#### [Written instruction]
Identify every line in the records below that contains the word "要全面强化", and reproduce each one.

#### [Provided entries]

## START

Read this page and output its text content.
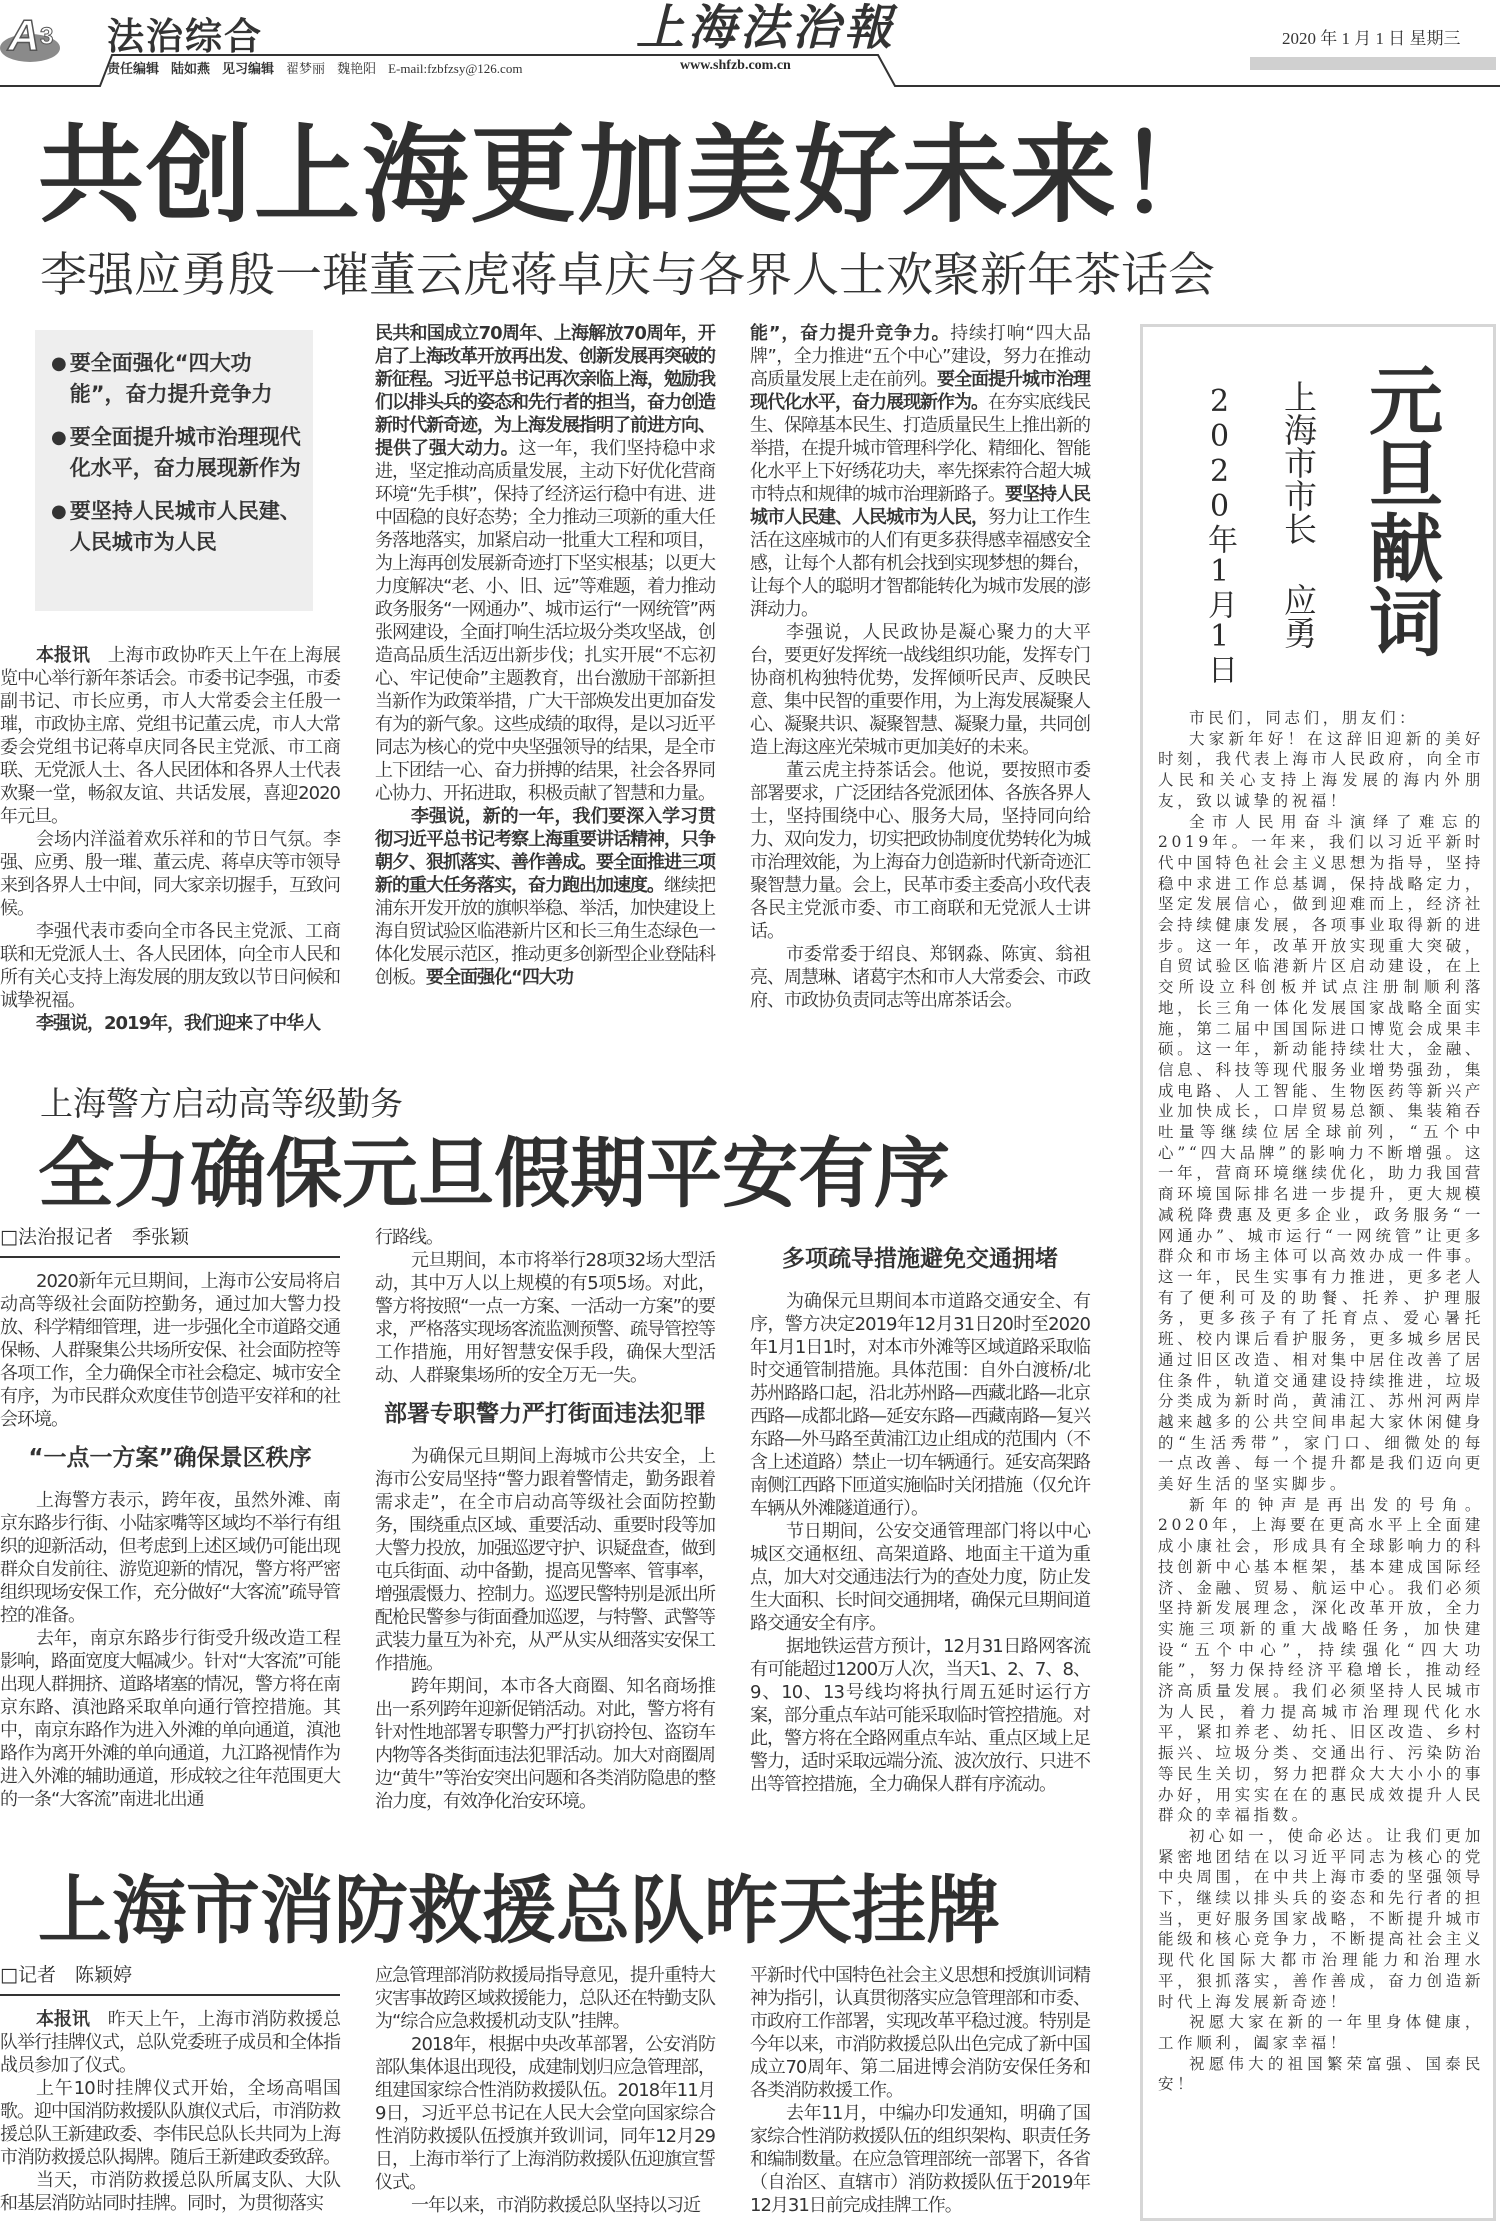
A 3 法治综合	上海法治報	2020 年 1 月 1 日 星期三
责任编辑 陆如燕 见习编辑 翟梦丽 魏艳阳 E-mail:fzbfzsy@126.com	www.shfzb.com.cn
共创上海更加美好未来！
李强应勇殷一璀董云虎蒋卓庆与各界人士欢聚新年茶话会
● 要全面强化“四大功能”，奋力提升竞争力
● 要全面提升城市治理现代化水平，奋力展现新作为
● 要坚持人民城市人民建、人民城市为人民

本报讯　上海市政协昨天上午在上海展览中心举行新年茶话会。市委书记李强，市委副书记、市长应勇，市人大常委会主任殷一璀，市政协主席、党组书记董云虎，市人大常委会党组书记蒋卓庆同各民主党派、市工商联、无党派人士、各人民团体和各界人士代表欢聚一堂，畅叙友谊、共话发展，喜迎2020年元旦。

会场内洋溢着欢乐祥和的节日气氛。李强、应勇、殷一璀、董云虎、蒋卓庆等市领导来到各界人士中间，同大家亲切握手，互致问候。

李强代表市委向全市各民主党派、工商联和无党派人士、各人民团体，向全市人民和所有关心支持上海发展的朋友致以节日问候和诚挚祝福。

李强说，2019年，我们迎来了中华人

民共和国成立70周年、上海解放70周年，开启了上海改革开放再出发、创新发展再突破的新征程。习近平总书记再次亲临上海，勉励我们以排头兵的姿态和先行者的担当，奋力创造新时代新奇迹，为上海发展指明了前进方向、提供了强大动力。这一年，我们坚持稳中求进，坚定推动高质量发展，主动下好优化营商环境“先手棋”，保持了经济运行稳中有进、进中固稳的良好态势；全力推动三项新的重大任务落地落实，加紧启动一批重大工程和项目，为上海再创发展新奇迹打下坚实根基；以更大力度解决“老、小、旧、远”等难题，着力推动政务服务“一网通办”、城市运行“一网统管”两张网建设，全面打响生活垃圾分类攻坚战，创造高品质生活迈出新步伐；扎实开展“不忘初心、牢记使命”主题教育，出台激励干部新担当新作为政策举措，广大干部焕发出更加奋发有为的新气象。这些成绩的取得，是以习近平同志为核心的党中央坚强领导的结果，是全市上下团结一心、奋力拼搏的结果，社会各界同心协力、开拓进取，积极贡献了智慧和力量。

李强说，新的一年，我们要深入学习贯彻习近平总书记考察上海重要讲话精神，只争朝夕、狠抓落实、善作善成。要全面推进三项新的重大任务落实，奋力跑出加速度。继续把浦东开发开放的旗帜举稳、举活，加快建设上海自贸试验区临港新片区和长三角生态绿色一体化发展示范区，推动更多创新型企业登陆科创板。要全面强化“四大功

能”，奋力提升竞争力。持续打响“四大品牌”，全力推进“五个中心”建设，努力在推动高质量发展上走在前列。要全面提升城市治理现代化水平，奋力展现新作为。在夯实底线民生、保障基本民生、打造质量民生上推出新的举措，在提升城市管理科学化、精细化、智能化水平上下好绣花功夫，率先探索符合超大城市特点和规律的城市治理新路子。要坚持人民城市人民建、人民城市为人民，努力让工作生活在这座城市的人们有更多获得感幸福感安全感，让每个人都有机会找到实现梦想的舞台，让每个人的聪明才智都能转化为城市发展的澎湃动力。

李强说，人民政协是凝心聚力的大平台，要更好发挥统一战线组织功能，发挥专门协商机构独特优势，发挥倾听民声、反映民意、集中民智的重要作用，为上海发展凝聚人心、凝聚共识、凝聚智慧、凝聚力量，共同创造上海这座光荣城市更加美好的未来。

董云虎主持茶话会。他说，要按照市委部署要求，广泛团结各党派团体、各族各界人士，坚持围绕中心、服务大局，坚持同向给力、双向发力，切实把政协制度优势转化为城市治理效能，为上海奋力创造新时代新奇迹汇聚智慧力量。会上，民革市委主委高小玫代表各民主党派市委、市工商联和无党派人士讲话。

市委常委于绍良、郑钢淼、陈寅、翁祖亮、周慧琳、诸葛宇杰和市人大常委会、市政府、市政协负责同志等出席茶话会。

元旦献词
上海市市长
应勇
2020年1月1日

市民们，同志们，朋友们：

大家新年好！在这辞旧迎新的美好时刻，我代表上海市人民政府，向全市人民和关心支持上海发展的海内外朋友，致以诚挚的祝福！

全市人民用奋斗演绎了难忘的2019年。一年来，我们以习近平新时代中国特色社会主义思想为指导，坚持稳中求进工作总基调，保持战略定力，坚定发展信心，做到迎难而上，经济社会持续健康发展，各项事业取得新的进步。这一年，改革开放实现重大突破，自贸试验区临港新片区启动建设，在上交所设立科创板并试点注册制顺利落地，长三角一体化发展国家战略全面实施，第二届中国国际进口博览会成果丰硕。这一年，新动能持续壮大，金融、信息、科技等现代服务业增势强劲，集成电路、人工智能、生物医药等新兴产业加快成长，口岸贸易总额、集装箱吞吐量等继续位居全球前列，“五个中心”“四大品牌”的影响力不断增强。这一年，营商环境继续优化，助力我国营商环境国际排名进一步提升，更大规模减税降费惠及更多企业，政务服务“一网通办”、城市运行“一网统管”让更多群众和市场主体可以高效办成一件事。这一年，民生实事有力推进，更多老人有了便利可及的助餐、托养、护理服务，更多孩子有了托育点、爱心暑托班、校内课后看护服务，更多城乡居民通过旧区改造、相对集中居住改善了居住条件，轨道交通建设持续推进，垃圾分类成为新时尚，黄浦江、苏州河两岸越来越多的公共空间串起大家休闲健身的“生活秀带”，家门口、细微处的每一点改善、每一个提升都是我们迈向更美好生活的坚实脚步。

新年的钟声是再出发的号角。2020年，上海要在更高水平上全面建成小康社会，形成具有全球影响力的科技创新中心基本框架，基本建成国际经济、金融、贸易、航运中心。我们必须坚持新发展理念，深化改革开放，全力实施三项新的重大战略任务，加快建设“五个中心”，持续强化“四大功能”，努力保持经济平稳增长，推动经济高质量发展。我们必须坚持人民城市为人民，着力提高城市治理现代化水平，紧扣养老、幼托、旧区改造、乡村振兴、垃圾分类、交通出行、污染防治等民生关切，努力把群众大大小小的事办好，用实实在在的惠民成效提升人民群众的幸福指数。

初心如一，使命必达。让我们更加紧密地团结在以习近平同志为核心的党中央周围，在中共上海市委的坚强领导下，继续以排头兵的姿态和先行者的担当，更好服务国家战略，不断提升城市能级和核心竞争力，不断提高社会主义现代化国际大都市治理能力和治理水平，狠抓落实，善作善成，奋力创造新时代上海发展新奇迹！

祝愿大家在新的一年里身体健康，工作顺利，阖家幸福！

祝愿伟大的祖国繁荣富强、国泰民安！

上海警方启动高等级勤务
全力确保元旦假期平安有序
□法治报记者　季张颖

2020新年元旦期间，上海市公安局将启动高等级社会面防控勤务，通过加大警力投放、科学精细管理，进一步强化全市道路交通保畅、人群聚集公共场所安保、社会面防控等各项工作，全力确保全市社会稳定、城市安全有序，为市民群众欢度佳节创造平安祥和的社会环境。

“一点一方案”确保景区秩序

上海警方表示，跨年夜，虽然外滩、南京东路步行街、小陆家嘴等区域均不举行有组织的迎新活动，但考虑到上述区域仍可能出现群众自发前往、游览迎新的情况，警方将严密组织现场安保工作，充分做好“大客流”疏导管控的准备。

去年，南京东路步行街受升级改造工程影响，路面宽度大幅减少。针对“大客流”可能出现人群拥挤、道路堵塞的情况，警方将在南京东路、滇池路采取单向通行管控措施。其中，南京东路作为进入外滩的单向通道，滇池路作为离开外滩的单向通道，九江路视情作为进入外滩的辅助通道，形成较之往年范围更大的一条“大客流”南进北出通

行路线。

元旦期间，本市将举行28项32场大型活动，其中万人以上规模的有5项5场。对此，警方将按照“一点一方案、一活动一方案”的要求，严格落实现场客流监测预警、疏导管控等工作措施，用好智慧安保手段，确保大型活动、人群聚集场所的安全万无一失。

部署专职警力严打街面违法犯罪

为确保元旦期间上海城市公共安全，上海市公安局坚持“警力跟着警情走，勤务跟着需求走”，在全市启动高等级社会面防控勤务，围绕重点区域、重要活动、重要时段等加大警力投放，加强巡逻守护、识疑盘查，做到屯兵街面、动中备勤，提高见警率、管事率，增强震慑力、控制力。巡逻民警特别是派出所配枪民警参与街面叠加巡逻，与特警、武警等武装力量互为补充，从严从实从细落实安保工作措施。

跨年期间，本市各大商圈、知名商场推出一系列跨年迎新促销活动。对此，警方将有针对性地部署专职警力严打扒窃拎包、盗窃车内物等各类街面违法犯罪活动。加大对商圈周边“黄牛”等治安突出问题和各类消防隐患的整治力度，有效净化治安环境。

多项疏导措施避免交通拥堵

为确保元旦期间本市道路交通安全、有序，警方决定2019年12月31日20时至2020年1月1日1时，对本市外滩等区域道路采取临时交通管制措施。具体范围：自外白渡桥/北苏州路路口起，沿北苏州路—西藏北路—北京西路—成都北路—延安东路—西藏南路—复兴东路—外马路至黄浦江边止组成的范围内（不含上述道路）禁止一切车辆通行。延安高架路南侧江西路下匝道实施临时关闭措施（仅允许车辆从外滩隧道通行）。

节日期间，公安交通管理部门将以中心城区交通枢纽、高架道路、地面主干道为重点，加大对交通违法行为的查处力度，防止发生大面积、长时间交通拥堵，确保元旦期间道路交通安全有序。

据地铁运营方预计，12月31日路网客流有可能超过1200万人次，当天1、2、7、8、9、10、13号线均将执行周五延时运行方案，部分重点车站可能采取临时管控措施。对此，警方将在全路网重点车站、重点区域上足警力，适时采取远端分流、波次放行、只进不出等管控措施，全力确保人群有序流动。

上海市消防救援总队昨天挂牌
□记者　陈颖婷

本报讯　昨天上午，上海市消防救援总队举行挂牌仪式，总队党委班子成员和全体指战员参加了仪式。

上午10时挂牌仪式开始，全场高唱国歌。迎中国消防救援队队旗仪式后，市消防救援总队王新建政委、李伟民总队长共同为上海市消防救援总队揭牌。随后王新建政委致辞。

当天，市消防救援总队所属支队、大队和基层消防站同时挂牌。同时，为贯彻落实

应急管理部消防救援局指导意见，提升重特大灾害事故跨区域救援能力，总队还在特勤支队为“综合应急救援机动支队”挂牌。

2018年，根据中央改革部署，公安消防部队集体退出现役，成建制划归应急管理部，组建国家综合性消防救援队伍。2018年11月9日，习近平总书记在人民大会堂向国家综合性消防救援队伍授旗并致训词，同年12月29日，上海市举行了上海消防救援队伍迎旗宣誓仪式。

一年以来，市消防救援总队坚持以习近

平新时代中国特色社会主义思想和授旗训词精神为指引，认真贯彻落实应急管理部和市委、市政府工作部署，实现改革平稳过渡。特别是今年以来，市消防救援总队出色完成了新中国成立70周年、第二届进博会消防安保任务和各类消防救援工作。

去年11月，中编办印发通知，明确了国家综合性消防救援队伍的组织架构、职责任务和编制数量。在应急管理部统一部署下，各省（自治区、直辖市）消防救援队伍于2019年12月31日前完成挂牌工作。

## END

#### [Task solution]
● 要全面强化“四大功能”，奋力提升竞争力
李强说，新的一年，我们要深入学习贯彻习近平总书记考察上海重要讲话精神，只争朝夕、狠抓落实、善作善成。要全面推进三项新的重大任务落实，奋力跑出加速度。继续把浦东开发开放的旗帜举稳、举活，加快建设上海自贸试验区临港新片区和长三角生态绿色一体化发展示范区，推动更多创新型企业登陆科创板。要全面强化“四大功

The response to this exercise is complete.